**EXTRACTED INFORMATION**
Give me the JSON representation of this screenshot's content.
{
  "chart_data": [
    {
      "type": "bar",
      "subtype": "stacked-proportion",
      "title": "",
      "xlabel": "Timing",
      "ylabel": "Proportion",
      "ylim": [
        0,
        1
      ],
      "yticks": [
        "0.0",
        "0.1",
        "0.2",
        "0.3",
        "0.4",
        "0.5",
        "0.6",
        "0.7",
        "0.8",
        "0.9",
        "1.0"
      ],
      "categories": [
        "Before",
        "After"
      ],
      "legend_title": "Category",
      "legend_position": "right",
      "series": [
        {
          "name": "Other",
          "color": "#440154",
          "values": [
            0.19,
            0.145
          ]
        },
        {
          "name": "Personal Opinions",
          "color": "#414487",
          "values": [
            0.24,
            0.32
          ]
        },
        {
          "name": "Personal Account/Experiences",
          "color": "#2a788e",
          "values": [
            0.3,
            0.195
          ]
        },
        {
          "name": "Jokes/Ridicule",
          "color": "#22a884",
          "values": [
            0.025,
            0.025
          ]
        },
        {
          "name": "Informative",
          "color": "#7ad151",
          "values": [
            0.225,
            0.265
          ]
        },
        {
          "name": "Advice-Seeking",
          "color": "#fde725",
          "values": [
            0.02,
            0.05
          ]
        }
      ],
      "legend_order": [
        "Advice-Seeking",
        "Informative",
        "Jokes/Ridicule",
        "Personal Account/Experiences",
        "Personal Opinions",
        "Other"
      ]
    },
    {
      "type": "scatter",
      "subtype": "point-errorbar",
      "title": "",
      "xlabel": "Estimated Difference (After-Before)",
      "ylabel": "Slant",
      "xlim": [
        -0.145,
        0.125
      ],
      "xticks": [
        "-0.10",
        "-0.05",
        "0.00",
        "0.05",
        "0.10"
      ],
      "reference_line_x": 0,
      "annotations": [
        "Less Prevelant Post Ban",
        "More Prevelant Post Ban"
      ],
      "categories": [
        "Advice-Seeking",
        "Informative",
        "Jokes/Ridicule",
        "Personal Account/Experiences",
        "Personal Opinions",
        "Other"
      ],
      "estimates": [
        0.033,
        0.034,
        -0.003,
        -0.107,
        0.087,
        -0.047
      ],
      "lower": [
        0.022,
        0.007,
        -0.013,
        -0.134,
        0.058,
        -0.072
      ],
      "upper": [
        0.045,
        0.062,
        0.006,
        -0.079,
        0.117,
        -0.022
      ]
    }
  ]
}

**REQUIRED WORK**
Go through the material line by line. Show each line that contains the string "xlabel".

**EXERCISE RESPONSE**
      "xlabel": "Timing",
      "xlabel": "Estimated Difference (After-Before)",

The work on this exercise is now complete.